• Set task: Among these lines, how many include "imprisonment"? Answer only with the number.

• Task inputs:
# # # # #
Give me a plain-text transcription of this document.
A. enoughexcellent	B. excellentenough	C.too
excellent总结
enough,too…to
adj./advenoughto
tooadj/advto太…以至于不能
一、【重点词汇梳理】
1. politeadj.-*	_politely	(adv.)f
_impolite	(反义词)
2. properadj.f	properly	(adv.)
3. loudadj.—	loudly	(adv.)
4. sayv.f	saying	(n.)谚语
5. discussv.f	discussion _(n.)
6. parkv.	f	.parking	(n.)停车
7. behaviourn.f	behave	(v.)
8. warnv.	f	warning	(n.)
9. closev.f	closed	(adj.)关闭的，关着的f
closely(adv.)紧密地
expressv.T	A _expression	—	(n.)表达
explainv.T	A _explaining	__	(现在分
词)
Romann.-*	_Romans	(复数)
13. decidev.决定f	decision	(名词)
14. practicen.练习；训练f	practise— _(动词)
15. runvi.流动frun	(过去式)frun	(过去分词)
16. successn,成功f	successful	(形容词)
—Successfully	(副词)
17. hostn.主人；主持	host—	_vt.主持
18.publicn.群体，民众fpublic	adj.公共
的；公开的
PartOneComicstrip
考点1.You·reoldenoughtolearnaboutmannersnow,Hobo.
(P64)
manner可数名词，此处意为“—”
# # # # #
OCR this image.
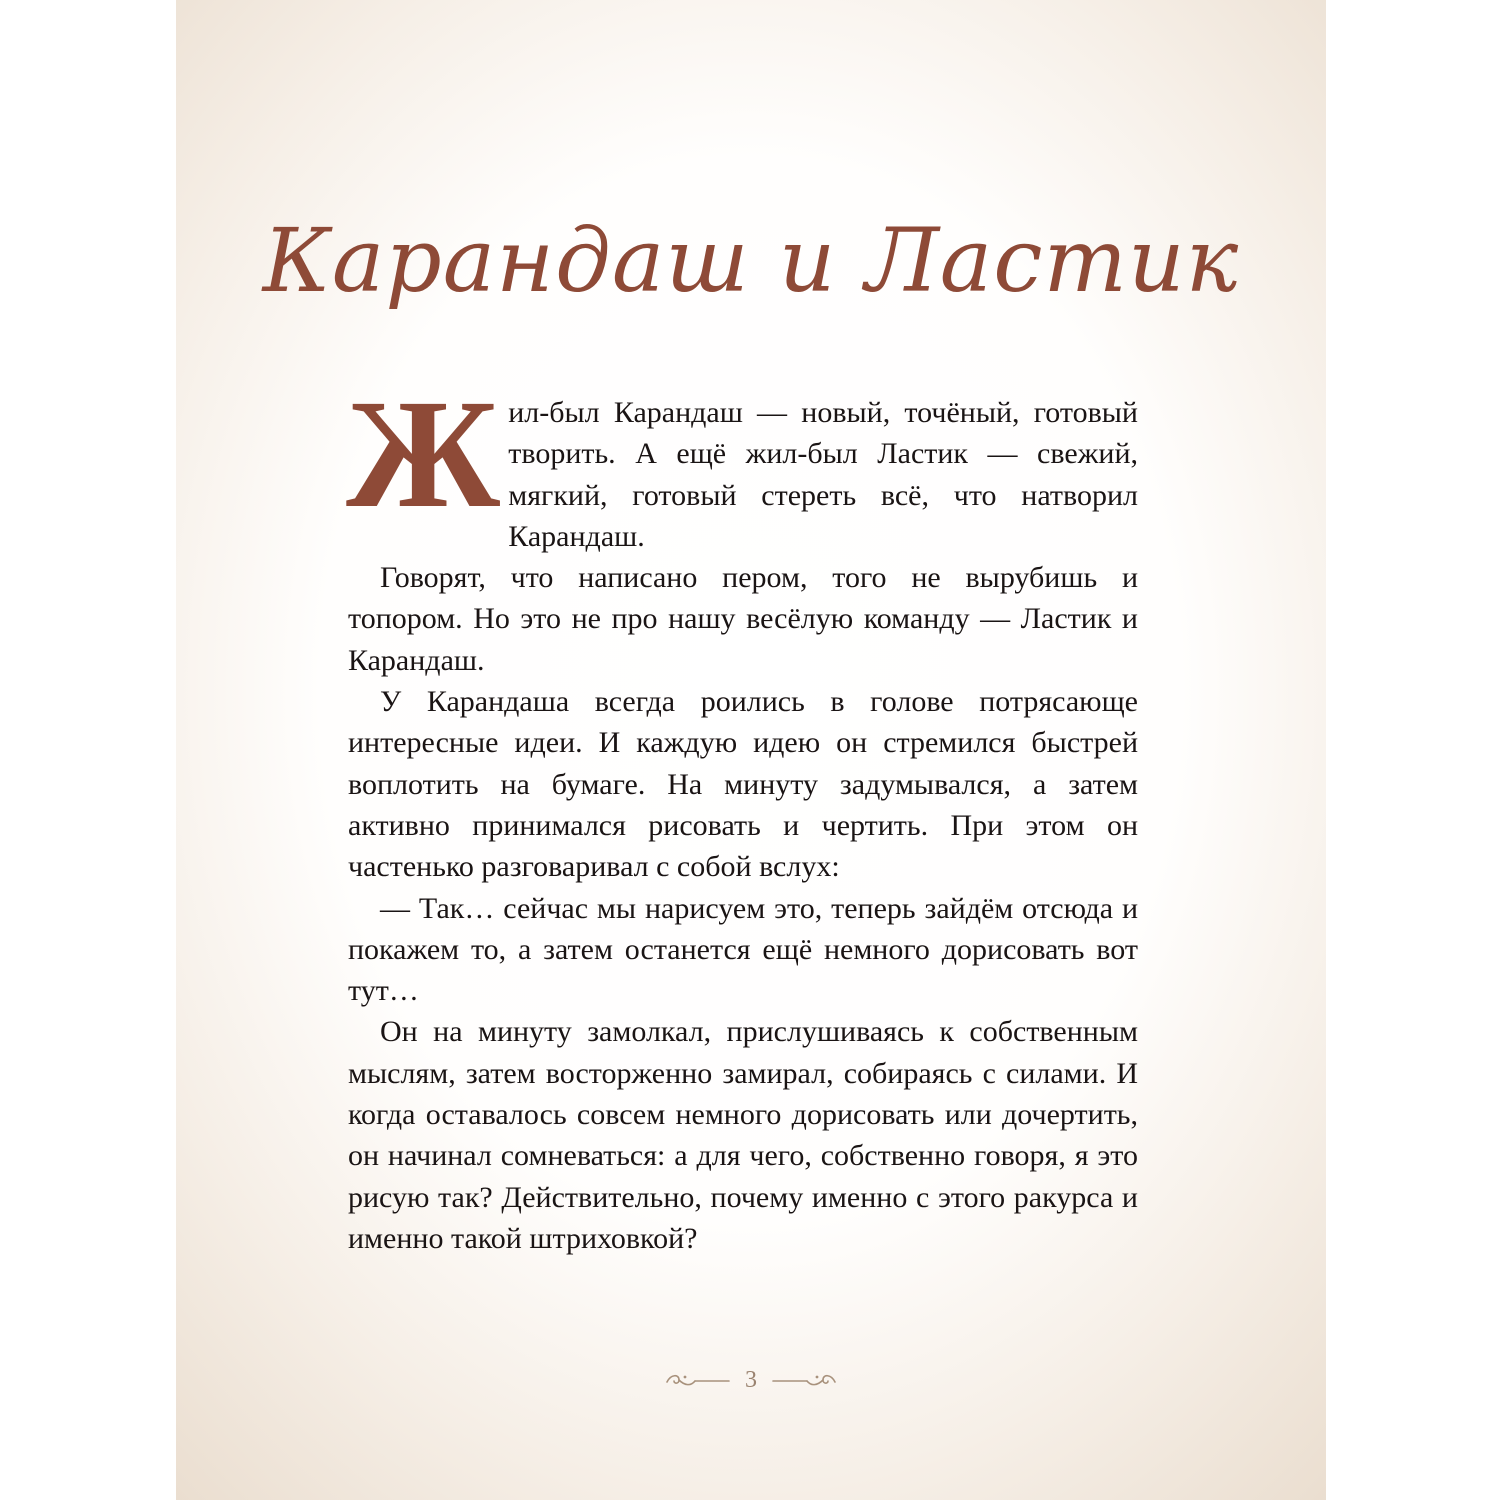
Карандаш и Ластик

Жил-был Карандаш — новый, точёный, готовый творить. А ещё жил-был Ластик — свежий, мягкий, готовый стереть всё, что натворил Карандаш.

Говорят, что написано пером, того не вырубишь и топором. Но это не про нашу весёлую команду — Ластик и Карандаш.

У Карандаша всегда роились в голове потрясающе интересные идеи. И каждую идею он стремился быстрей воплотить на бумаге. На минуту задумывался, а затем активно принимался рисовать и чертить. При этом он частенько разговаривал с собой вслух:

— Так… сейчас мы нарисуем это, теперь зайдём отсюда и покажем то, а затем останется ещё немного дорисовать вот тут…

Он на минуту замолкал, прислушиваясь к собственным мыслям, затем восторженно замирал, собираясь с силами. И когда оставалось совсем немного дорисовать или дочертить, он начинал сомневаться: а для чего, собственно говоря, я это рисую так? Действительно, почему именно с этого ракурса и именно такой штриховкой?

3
# # # # #
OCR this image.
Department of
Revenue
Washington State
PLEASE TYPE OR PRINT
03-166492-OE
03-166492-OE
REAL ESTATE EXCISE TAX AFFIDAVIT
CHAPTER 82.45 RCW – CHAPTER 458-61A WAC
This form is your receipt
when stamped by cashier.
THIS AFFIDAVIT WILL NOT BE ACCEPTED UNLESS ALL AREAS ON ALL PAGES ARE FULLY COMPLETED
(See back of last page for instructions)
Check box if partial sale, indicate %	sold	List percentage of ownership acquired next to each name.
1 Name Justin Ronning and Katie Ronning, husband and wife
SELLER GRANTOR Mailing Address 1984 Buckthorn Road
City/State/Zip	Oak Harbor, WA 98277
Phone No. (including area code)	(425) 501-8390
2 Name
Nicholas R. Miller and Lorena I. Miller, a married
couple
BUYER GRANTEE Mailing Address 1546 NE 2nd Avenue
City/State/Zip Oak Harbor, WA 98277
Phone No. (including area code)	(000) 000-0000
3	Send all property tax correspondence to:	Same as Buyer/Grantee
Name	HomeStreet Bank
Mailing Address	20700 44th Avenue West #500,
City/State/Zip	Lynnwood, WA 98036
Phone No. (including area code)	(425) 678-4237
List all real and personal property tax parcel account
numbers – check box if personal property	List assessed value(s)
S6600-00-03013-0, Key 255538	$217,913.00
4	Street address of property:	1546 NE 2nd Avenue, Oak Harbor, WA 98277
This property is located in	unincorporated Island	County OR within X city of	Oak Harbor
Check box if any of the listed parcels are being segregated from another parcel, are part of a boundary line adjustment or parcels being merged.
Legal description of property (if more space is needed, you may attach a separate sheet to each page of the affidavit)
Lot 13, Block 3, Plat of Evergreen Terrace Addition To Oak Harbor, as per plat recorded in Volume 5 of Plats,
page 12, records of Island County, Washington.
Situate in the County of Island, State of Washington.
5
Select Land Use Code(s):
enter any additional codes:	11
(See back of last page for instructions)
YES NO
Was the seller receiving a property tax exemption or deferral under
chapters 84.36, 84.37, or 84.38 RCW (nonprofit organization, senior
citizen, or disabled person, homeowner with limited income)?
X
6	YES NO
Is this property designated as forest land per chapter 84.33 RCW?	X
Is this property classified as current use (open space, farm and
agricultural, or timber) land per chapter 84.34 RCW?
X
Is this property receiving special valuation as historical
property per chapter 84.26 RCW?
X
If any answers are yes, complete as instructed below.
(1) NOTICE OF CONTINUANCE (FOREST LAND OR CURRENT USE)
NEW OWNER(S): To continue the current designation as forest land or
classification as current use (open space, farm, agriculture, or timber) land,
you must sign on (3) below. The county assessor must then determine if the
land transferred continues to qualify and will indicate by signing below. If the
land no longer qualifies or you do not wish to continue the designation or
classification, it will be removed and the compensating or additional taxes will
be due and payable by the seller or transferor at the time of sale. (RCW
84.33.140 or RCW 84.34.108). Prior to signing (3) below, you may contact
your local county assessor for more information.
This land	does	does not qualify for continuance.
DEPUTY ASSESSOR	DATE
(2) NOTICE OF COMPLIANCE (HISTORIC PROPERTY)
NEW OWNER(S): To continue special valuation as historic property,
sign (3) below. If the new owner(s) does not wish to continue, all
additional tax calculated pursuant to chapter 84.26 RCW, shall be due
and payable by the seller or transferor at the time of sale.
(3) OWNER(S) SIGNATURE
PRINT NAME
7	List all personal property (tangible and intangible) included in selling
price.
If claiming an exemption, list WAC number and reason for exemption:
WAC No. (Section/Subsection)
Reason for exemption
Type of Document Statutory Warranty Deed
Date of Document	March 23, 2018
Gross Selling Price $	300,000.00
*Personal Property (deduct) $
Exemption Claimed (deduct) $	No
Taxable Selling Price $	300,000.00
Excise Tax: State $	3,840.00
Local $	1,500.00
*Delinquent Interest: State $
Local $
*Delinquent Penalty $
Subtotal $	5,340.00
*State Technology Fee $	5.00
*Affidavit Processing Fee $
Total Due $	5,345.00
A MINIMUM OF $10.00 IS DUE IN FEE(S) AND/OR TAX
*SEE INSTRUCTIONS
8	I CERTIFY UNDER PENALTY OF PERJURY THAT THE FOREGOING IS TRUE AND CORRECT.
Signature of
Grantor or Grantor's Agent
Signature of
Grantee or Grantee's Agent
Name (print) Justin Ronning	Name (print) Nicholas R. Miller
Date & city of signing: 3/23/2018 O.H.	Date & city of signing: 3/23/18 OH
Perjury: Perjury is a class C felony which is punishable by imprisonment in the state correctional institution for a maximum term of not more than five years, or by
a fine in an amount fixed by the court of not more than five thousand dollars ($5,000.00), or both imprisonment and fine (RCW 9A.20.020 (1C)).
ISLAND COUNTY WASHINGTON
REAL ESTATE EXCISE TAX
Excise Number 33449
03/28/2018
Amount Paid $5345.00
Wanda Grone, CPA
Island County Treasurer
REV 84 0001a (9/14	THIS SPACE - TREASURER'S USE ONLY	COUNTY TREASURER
# # # # #
• Completed task: 2